DATA SHOWN
★ ★ ★ ★
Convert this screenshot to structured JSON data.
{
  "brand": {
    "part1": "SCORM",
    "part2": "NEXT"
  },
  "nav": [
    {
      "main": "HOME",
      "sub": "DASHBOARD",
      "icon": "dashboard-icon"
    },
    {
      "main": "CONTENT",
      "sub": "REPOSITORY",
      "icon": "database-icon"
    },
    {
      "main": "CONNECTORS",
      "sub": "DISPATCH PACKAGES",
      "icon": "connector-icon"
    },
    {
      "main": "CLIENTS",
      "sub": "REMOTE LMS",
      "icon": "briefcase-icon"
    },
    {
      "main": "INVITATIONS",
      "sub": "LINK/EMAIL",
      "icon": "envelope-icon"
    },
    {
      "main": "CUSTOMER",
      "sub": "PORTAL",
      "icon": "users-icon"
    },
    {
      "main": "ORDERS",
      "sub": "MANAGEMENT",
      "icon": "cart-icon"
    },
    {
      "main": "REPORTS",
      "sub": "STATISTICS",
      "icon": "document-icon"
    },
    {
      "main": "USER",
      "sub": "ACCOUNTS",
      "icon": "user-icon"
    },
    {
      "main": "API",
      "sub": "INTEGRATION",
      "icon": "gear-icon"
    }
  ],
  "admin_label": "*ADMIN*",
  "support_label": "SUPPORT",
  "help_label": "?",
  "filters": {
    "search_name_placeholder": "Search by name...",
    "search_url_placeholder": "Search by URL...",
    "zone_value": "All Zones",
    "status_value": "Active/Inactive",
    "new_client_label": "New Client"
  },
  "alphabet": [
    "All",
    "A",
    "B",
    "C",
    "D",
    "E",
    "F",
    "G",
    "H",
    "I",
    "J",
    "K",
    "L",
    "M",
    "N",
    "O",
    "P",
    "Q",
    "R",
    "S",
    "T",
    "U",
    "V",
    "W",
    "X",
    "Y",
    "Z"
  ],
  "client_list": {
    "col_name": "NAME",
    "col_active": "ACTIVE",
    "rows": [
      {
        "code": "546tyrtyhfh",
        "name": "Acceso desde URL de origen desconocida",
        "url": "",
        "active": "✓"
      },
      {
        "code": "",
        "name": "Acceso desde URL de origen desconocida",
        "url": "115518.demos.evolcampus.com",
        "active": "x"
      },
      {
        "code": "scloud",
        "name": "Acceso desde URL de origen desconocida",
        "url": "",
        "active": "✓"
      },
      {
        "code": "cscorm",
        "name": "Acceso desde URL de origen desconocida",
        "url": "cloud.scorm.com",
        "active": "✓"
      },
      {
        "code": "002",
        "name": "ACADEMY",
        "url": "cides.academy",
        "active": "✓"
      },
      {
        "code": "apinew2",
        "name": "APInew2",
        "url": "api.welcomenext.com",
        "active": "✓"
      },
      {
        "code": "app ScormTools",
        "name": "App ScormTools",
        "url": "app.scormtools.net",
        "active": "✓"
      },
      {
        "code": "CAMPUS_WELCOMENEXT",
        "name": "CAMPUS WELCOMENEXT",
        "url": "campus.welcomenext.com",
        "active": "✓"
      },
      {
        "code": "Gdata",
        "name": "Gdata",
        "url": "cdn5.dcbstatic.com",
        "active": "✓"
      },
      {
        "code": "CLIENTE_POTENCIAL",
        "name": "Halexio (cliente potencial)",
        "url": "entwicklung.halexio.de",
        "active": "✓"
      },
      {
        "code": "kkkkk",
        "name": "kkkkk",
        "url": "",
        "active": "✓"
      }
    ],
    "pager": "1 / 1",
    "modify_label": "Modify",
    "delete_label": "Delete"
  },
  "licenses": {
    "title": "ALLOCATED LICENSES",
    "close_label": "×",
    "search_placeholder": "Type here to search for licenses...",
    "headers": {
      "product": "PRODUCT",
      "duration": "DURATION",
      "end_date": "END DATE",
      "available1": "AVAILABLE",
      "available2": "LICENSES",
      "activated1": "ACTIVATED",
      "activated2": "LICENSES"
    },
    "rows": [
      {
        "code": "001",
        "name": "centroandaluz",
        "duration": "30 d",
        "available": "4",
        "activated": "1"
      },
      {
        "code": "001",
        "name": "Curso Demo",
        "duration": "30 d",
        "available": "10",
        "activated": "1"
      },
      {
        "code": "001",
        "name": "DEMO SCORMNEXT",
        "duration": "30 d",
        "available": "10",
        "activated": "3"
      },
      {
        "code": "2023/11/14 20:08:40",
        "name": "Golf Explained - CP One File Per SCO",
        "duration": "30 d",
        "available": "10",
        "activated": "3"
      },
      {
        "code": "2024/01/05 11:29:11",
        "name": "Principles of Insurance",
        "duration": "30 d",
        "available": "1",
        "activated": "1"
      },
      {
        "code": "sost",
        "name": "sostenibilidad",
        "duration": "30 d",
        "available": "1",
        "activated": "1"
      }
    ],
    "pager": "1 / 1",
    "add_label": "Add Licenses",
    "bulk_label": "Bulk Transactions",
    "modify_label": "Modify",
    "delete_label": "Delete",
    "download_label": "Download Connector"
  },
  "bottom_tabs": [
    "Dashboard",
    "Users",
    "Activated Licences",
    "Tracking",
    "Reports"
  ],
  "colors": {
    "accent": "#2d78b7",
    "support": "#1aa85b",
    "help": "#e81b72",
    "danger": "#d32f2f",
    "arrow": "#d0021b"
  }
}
★ ★ ★ ★
SET TASK
Write out every entry word for word.

SOLUTION BELOW
Convert this screenshot to structured JSON data.
{
  "brand": {
    "part1": "SCORM",
    "part2": "NEXT"
  },
  "nav": [
    {
      "main": "HOME",
      "sub": "DASHBOARD",
      "icon": "dashboard-icon"
    },
    {
      "main": "CONTENT",
      "sub": "REPOSITORY",
      "icon": "database-icon"
    },
    {
      "main": "CONNECTORS",
      "sub": "DISPATCH PACKAGES",
      "icon": "connector-icon"
    },
    {
      "main": "CLIENTS",
      "sub": "REMOTE LMS",
      "icon": "briefcase-icon"
    },
    {
      "main": "INVITATIONS",
      "sub": "LINK/EMAIL",
      "icon": "envelope-icon"
    },
    {
      "main": "CUSTOMER",
      "sub": "PORTAL",
      "icon": "users-icon"
    },
    {
      "main": "ORDERS",
      "sub": "MANAGEMENT",
      "icon": "cart-icon"
    },
    {
      "main": "REPORTS",
      "sub": "STATISTICS",
      "icon": "document-icon"
    },
    {
      "main": "USER",
      "sub": "ACCOUNTS",
      "icon": "user-icon"
    },
    {
      "main": "API",
      "sub": "INTEGRATION",
      "icon": "gear-icon"
    }
  ],
  "admin_label": "*ADMIN*",
  "support_label": "SUPPORT",
  "help_label": "?",
  "filters": {
    "search_name_placeholder": "Search by name...",
    "search_url_placeholder": "Search by URL...",
    "zone_value": "All Zones",
    "status_value": "Active/Inactive",
    "new_client_label": "New Client"
  },
  "alphabet": [
    "All",
    "A",
    "B",
    "C",
    "D",
    "E",
    "F",
    "G",
    "H",
    "I",
    "J",
    "K",
    "L",
    "M",
    "N",
    "O",
    "P",
    "Q",
    "R",
    "S",
    "T",
    "U",
    "V",
    "W",
    "X",
    "Y",
    "Z"
  ],
  "client_list": {
    "col_name": "NAME",
    "col_active": "ACTIVE",
    "rows": [
      {
        "code": "546tyrtyhfh",
        "name": "Acceso desde URL de origen desconocida",
        "url": "",
        "active": "✓"
      },
      {
        "code": "",
        "name": "Acceso desde URL de origen desconocida",
        "url": "115518.demos.evolcampus.com",
        "active": "x"
      },
      {
        "code": "scloud",
        "name": "Acceso desde URL de origen desconocida",
        "url": "",
        "active": "✓"
      },
      {
        "code": "cscorm",
        "name": "Acceso desde URL de origen desconocida",
        "url": "cloud.scorm.com",
        "active": "✓"
      },
      {
        "code": "002",
        "name": "ACADEMY",
        "url": "cides.academy",
        "active": "✓"
      },
      {
        "code": "apinew2",
        "name": "APInew2",
        "url": "api.welcomenext.com",
        "active": "✓"
      },
      {
        "code": "app ScormTools",
        "name": "App ScormTools",
        "url": "app.scormtools.net",
        "active": "✓"
      },
      {
        "code": "CAMPUS_WELCOMENEXT",
        "name": "CAMPUS WELCOMENEXT",
        "url": "campus.welcomenext.com",
        "active": "✓"
      },
      {
        "code": "Gdata",
        "name": "Gdata",
        "url": "cdn5.dcbstatic.com",
        "active": "✓"
      },
      {
        "code": "CLIENTE_POTENCIAL",
        "name": "Halexio (cliente potencial)",
        "url": "entwicklung.halexio.de",
        "active": "✓"
      },
      {
        "code": "kkkkk",
        "name": "kkkkk",
        "url": "",
        "active": "✓"
      }
    ],
    "pager": "1 / 1",
    "modify_label": "Modify",
    "delete_label": "Delete"
  },
  "licenses": {
    "title": "ALLOCATED LICENSES",
    "close_label": "×",
    "search_placeholder": "Type here to search for licenses...",
    "headers": {
      "product": "PRODUCT",
      "duration": "DURATION",
      "end_date": "END DATE",
      "available1": "AVAILABLE",
      "available2": "LICENSES",
      "activated1": "ACTIVATED",
      "activated2": "LICENSES"
    },
    "rows": [
      {
        "code": "001",
        "name": "centroandaluz",
        "duration": "30 d",
        "available": "4",
        "activated": "1"
      },
      {
        "code": "001",
        "name": "Curso Demo",
        "duration": "30 d",
        "available": "10",
        "activated": "1"
      },
      {
        "code": "001",
        "name": "DEMO SCORMNEXT",
        "duration": "30 d",
        "available": "10",
        "activated": "3"
      },
      {
        "code": "2023/11/14 20:08:40",
        "name": "Golf Explained - CP One File Per SCO",
        "duration": "30 d",
        "available": "10",
        "activated": "3"
      },
      {
        "code": "2024/01/05 11:29:11",
        "name": "Principles of Insurance",
        "duration": "30 d",
        "available": "1",
        "activated": "1"
      },
      {
        "code": "sost",
        "name": "sostenibilidad",
        "duration": "30 d",
        "available": "1",
        "activated": "1"
      }
    ],
    "pager": "1 / 1",
    "add_label": "Add Licenses",
    "bulk_label": "Bulk Transactions",
    "modify_label": "Modify",
    "delete_label": "Delete",
    "download_label": "Download Connector"
  },
  "bottom_tabs": [
    "Dashboard",
    "Users",
    "Activated Licences",
    "Tracking",
    "Reports"
  ],
  "colors": {
    "accent": "#2d78b7",
    "support": "#1aa85b",
    "help": "#e81b72",
    "danger": "#d32f2f",
    "arrow": "#d0021b"
  }
}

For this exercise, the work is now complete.